What you will do =>
Answer these questions using the text on moral worldviews and sexual behavior below.
1. How many Scopus citations does the text list?
2. How many emerging adults were in the sample?
3. What kind of regression models did the study use?

Given text =>

The Role of Moral Worldviews in Predicting Sexual Behavior From Adolescence to Emerging Adulthood

Elizabeth Christine Victor, Andrew Miles, Stephen Vaisey

Research output: Contribution to journalArticlepeer-review

9 Scopus citations


We examined the relationship between moral worldview and number of sexual partners across 6 years in a nationally representative sample of 2,202 emerging adults. Using negative binomial fixed-effects regression models to control for all time-invariant confounders, we found that while changes toward more orthodox moral worldviews account for differences in number of partners during adolescence, this effect disappears as teens enter emerging adulthood. We explored two possible explanations for this change in effect, including (a) whether moral worldviews are simply standing in for external factors that are actually driving observed behavior and (b) how the effects of moral worldviews may depend on overall levels of orthodoxy. The results lead us to conclude that moral worldviews influence sexual behaviors over time; however, moral worldviews appear to have a significant protective effect only for individuals indicating a high degree of moral orthodoxy. These findings support the idea that moral worldviews impact health behavior during key developmental years.

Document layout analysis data
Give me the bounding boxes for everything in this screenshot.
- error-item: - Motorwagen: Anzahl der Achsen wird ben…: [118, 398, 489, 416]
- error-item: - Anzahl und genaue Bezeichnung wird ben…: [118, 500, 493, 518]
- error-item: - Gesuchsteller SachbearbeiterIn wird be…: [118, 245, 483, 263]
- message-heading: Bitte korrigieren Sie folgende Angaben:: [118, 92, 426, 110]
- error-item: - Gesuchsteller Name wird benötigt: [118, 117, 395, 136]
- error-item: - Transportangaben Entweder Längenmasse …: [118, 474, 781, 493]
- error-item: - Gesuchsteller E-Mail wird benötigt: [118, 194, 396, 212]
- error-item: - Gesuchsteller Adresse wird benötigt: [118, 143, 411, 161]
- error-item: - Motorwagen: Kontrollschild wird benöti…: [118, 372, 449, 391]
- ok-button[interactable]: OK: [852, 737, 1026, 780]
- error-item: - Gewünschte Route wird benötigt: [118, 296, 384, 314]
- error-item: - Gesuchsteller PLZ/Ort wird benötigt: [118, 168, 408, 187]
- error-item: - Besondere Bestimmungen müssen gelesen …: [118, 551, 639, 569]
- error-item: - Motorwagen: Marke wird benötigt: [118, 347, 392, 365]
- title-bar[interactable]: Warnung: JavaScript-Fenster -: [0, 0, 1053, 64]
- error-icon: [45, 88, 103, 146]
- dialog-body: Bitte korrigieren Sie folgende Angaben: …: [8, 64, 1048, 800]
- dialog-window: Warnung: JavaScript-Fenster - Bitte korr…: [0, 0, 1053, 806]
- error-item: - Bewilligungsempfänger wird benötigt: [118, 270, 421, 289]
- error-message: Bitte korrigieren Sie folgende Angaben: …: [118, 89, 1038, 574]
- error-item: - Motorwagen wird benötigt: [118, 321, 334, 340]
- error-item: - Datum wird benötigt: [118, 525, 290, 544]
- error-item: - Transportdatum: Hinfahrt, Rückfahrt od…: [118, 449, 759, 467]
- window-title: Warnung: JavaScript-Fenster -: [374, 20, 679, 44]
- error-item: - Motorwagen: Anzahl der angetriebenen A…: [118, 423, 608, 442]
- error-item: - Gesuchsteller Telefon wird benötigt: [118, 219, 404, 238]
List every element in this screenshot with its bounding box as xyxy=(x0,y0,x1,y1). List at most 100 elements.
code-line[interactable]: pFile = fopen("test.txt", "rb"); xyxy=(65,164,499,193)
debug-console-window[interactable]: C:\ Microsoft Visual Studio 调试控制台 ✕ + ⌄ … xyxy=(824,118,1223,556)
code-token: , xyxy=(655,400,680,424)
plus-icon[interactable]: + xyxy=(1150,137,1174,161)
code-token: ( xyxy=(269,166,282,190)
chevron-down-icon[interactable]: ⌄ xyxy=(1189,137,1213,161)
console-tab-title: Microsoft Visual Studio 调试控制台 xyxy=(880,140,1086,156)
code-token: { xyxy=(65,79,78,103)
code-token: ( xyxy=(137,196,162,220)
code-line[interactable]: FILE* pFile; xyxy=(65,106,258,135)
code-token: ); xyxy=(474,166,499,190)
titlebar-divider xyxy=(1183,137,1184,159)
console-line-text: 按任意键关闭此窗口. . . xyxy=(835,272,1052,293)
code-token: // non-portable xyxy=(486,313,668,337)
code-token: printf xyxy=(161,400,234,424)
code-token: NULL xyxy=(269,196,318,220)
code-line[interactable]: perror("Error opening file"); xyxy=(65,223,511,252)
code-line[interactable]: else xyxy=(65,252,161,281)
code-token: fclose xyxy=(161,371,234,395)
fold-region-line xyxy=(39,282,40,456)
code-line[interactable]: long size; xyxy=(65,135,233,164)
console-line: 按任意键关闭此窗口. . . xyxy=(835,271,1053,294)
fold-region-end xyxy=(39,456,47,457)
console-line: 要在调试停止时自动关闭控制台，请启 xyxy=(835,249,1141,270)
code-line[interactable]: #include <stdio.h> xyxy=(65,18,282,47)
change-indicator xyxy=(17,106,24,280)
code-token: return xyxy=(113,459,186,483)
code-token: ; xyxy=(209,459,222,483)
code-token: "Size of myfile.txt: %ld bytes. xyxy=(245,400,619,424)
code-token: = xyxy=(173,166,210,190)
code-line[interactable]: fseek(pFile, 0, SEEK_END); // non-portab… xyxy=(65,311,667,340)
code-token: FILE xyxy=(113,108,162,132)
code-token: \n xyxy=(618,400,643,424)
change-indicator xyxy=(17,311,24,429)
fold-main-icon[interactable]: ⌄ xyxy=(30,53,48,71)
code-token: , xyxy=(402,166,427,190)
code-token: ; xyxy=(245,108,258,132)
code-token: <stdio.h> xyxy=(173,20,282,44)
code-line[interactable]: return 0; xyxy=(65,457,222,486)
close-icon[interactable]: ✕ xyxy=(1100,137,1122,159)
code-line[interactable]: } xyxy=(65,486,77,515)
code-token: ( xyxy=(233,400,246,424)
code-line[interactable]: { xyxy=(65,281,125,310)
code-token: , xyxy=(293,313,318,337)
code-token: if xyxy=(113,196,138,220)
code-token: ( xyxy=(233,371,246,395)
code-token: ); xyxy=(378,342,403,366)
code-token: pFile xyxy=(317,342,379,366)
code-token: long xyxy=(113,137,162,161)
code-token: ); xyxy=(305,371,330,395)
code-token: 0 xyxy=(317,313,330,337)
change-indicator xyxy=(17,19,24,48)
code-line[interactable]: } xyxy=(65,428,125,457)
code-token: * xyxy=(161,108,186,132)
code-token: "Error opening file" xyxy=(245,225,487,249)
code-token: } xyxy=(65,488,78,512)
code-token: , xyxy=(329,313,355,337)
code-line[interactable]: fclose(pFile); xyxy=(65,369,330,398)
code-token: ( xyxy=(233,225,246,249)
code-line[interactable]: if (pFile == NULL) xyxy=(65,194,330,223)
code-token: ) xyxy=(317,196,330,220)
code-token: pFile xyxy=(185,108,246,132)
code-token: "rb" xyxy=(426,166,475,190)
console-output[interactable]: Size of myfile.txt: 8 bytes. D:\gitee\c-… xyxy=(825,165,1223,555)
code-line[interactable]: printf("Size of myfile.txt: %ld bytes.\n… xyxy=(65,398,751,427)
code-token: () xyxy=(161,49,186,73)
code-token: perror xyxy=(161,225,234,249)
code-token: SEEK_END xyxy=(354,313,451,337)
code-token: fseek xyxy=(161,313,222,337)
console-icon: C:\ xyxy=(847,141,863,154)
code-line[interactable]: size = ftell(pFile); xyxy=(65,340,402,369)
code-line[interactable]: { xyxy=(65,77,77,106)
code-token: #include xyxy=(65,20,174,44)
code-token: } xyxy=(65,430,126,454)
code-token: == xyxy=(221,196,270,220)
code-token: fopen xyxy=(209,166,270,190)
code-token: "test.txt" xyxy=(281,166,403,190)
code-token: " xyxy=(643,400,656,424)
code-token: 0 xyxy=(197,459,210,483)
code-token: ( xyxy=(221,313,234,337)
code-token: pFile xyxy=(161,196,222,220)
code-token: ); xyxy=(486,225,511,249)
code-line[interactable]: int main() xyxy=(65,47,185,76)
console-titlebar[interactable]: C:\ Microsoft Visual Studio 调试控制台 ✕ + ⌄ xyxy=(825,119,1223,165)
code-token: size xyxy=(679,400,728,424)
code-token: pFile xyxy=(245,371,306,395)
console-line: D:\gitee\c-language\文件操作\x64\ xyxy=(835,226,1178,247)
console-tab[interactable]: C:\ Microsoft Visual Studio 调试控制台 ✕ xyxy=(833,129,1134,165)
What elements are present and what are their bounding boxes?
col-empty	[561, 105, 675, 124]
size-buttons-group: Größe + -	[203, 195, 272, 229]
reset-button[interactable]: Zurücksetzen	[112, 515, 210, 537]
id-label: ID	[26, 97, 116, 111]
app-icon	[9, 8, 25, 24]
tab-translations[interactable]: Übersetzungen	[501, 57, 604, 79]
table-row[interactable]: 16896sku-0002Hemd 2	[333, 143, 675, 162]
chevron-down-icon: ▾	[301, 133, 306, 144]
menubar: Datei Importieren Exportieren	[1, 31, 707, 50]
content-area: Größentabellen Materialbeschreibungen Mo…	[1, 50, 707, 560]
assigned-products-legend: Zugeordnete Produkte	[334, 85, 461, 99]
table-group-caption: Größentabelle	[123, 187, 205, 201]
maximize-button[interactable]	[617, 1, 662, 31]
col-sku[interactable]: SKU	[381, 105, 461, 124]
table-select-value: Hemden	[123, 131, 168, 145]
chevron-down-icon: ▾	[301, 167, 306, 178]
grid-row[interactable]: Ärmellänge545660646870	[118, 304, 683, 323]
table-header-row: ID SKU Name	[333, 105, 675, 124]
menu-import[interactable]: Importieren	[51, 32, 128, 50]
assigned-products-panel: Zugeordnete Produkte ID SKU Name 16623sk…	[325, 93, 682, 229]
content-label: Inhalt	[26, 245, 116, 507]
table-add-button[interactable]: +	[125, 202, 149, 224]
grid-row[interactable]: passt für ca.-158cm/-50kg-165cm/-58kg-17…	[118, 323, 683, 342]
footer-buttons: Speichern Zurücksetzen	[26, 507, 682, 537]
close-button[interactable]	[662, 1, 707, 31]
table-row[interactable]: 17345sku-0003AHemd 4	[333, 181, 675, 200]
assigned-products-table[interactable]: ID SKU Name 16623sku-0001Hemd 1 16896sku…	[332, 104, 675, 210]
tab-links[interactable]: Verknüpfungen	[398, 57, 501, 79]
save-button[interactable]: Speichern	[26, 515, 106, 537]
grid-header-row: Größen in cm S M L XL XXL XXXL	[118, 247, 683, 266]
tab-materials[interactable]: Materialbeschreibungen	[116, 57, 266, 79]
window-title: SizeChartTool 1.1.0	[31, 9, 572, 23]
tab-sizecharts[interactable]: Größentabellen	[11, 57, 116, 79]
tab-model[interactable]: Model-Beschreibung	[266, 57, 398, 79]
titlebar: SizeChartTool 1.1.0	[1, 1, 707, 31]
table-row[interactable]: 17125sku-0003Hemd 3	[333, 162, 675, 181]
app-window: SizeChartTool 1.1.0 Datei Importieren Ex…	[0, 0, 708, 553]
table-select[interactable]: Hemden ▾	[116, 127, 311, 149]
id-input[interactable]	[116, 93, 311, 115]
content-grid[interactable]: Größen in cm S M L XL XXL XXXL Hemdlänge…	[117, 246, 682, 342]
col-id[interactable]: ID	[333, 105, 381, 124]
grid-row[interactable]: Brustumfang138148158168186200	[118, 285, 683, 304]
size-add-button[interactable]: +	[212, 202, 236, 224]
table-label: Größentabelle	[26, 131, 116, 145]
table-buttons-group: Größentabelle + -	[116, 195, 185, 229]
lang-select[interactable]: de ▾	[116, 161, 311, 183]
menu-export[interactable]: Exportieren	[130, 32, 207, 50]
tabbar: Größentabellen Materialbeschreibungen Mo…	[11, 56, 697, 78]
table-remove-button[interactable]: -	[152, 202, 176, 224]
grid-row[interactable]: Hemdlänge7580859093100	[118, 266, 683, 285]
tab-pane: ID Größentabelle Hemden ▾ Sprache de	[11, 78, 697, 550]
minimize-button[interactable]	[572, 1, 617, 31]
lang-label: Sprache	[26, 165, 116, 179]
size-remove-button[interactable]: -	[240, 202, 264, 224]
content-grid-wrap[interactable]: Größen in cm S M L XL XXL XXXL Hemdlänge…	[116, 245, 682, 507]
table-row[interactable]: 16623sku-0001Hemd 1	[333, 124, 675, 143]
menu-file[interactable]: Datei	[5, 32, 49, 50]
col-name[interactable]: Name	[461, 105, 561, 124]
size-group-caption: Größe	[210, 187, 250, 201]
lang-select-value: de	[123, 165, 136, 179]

Response area =>
1. 9
2. 2,202
3. Negative binomial fixed-effects regression models